(Collected data)

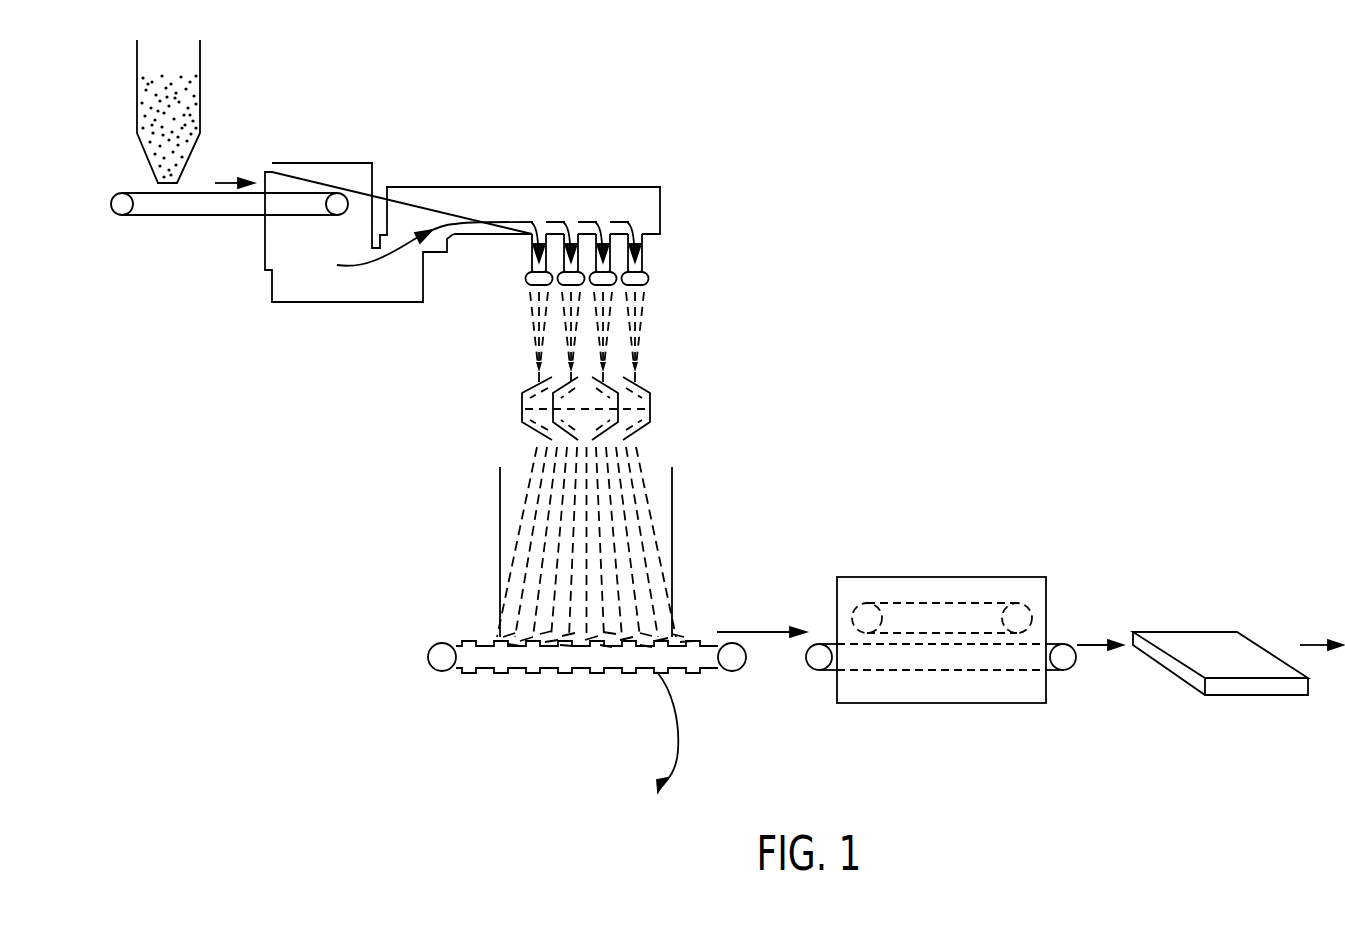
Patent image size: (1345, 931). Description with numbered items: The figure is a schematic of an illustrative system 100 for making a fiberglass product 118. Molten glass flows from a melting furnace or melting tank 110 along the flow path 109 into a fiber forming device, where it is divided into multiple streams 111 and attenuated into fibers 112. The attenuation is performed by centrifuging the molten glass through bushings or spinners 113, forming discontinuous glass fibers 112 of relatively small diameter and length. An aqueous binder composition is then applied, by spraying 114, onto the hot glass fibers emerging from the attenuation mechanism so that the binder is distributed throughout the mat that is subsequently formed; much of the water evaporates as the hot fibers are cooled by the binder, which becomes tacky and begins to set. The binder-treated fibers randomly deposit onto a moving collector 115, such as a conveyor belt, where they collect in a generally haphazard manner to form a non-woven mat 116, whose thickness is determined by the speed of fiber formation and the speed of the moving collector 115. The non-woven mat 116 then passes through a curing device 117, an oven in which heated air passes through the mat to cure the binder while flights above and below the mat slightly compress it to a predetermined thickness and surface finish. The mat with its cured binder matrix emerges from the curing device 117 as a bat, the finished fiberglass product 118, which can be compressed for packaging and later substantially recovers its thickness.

The system for making a fiberglass product 100 is at (694, 416).
The polymer flow direction 109 is at (220, 183).
The melting furnace or melting tank 110 is at (137, 85).
The streams 111 is at (585, 222).
The fibers 112 is at (642, 324).
The bushings or spinners 113 is at (525, 280).
The spraying 114 is at (668, 409).
The moving collector 115 is at (462, 668).
The non-woven mat 116 is at (557, 648).
The curing device 117 is at (952, 576).
The fiberglass product 118 is at (1193, 631).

TASK TO CARRY OUT. Transcribe every line of the records above verbatim, omitting the pictures.

ANSWER BELOW.
Patent image size: (1345, 931). Description with numbered items: The figure is a schematic of an illustrative system 100 for making a fiberglass product 118. Molten glass flows from a melting furnace or melting tank 110 along the flow path 109 into a fiber forming device, where it is divided into multiple streams 111 and attenuated into fibers 112. The attenuation is performed by centrifuging the molten glass through bushings or spinners 113, forming discontinuous glass fibers 112 of relatively small diameter and length. An aqueous binder composition is then applied, by spraying 114, onto the hot glass fibers emerging from the attenuation mechanism so that the binder is distributed throughout the mat that is subsequently formed; much of the water evaporates as the hot fibers are cooled by the binder, which becomes tacky and begins to set. The binder-treated fibers randomly deposit onto a moving collector 115, such as a conveyor belt, where they collect in a generally haphazard manner to form a non-woven mat 116, whose thickness is determined by the speed of fiber formation and the speed of the moving collector 115. The non-woven mat 116 then passes through a curing device 117, an oven in which heated air passes through the mat to cure the binder while flights above and below the mat slightly compress it to a predetermined thickness and surface finish. The mat with its cured binder matrix emerges from the curing device 117 as a bat, the finished fiberglass product 118, which can be compressed for packaging and later substantially recovers its thickness.

The system for making a fiberglass product 100 is at (694, 416).
The polymer flow direction 109 is at (220, 183).
The melting furnace or melting tank 110 is at (137, 85).
The streams 111 is at (585, 222).
The fibers 112 is at (642, 324).
The bushings or spinners 113 is at (525, 280).
The spraying 114 is at (668, 409).
The moving collector 115 is at (462, 668).
The non-woven mat 116 is at (557, 648).
The curing device 117 is at (952, 576).
The fiberglass product 118 is at (1193, 631).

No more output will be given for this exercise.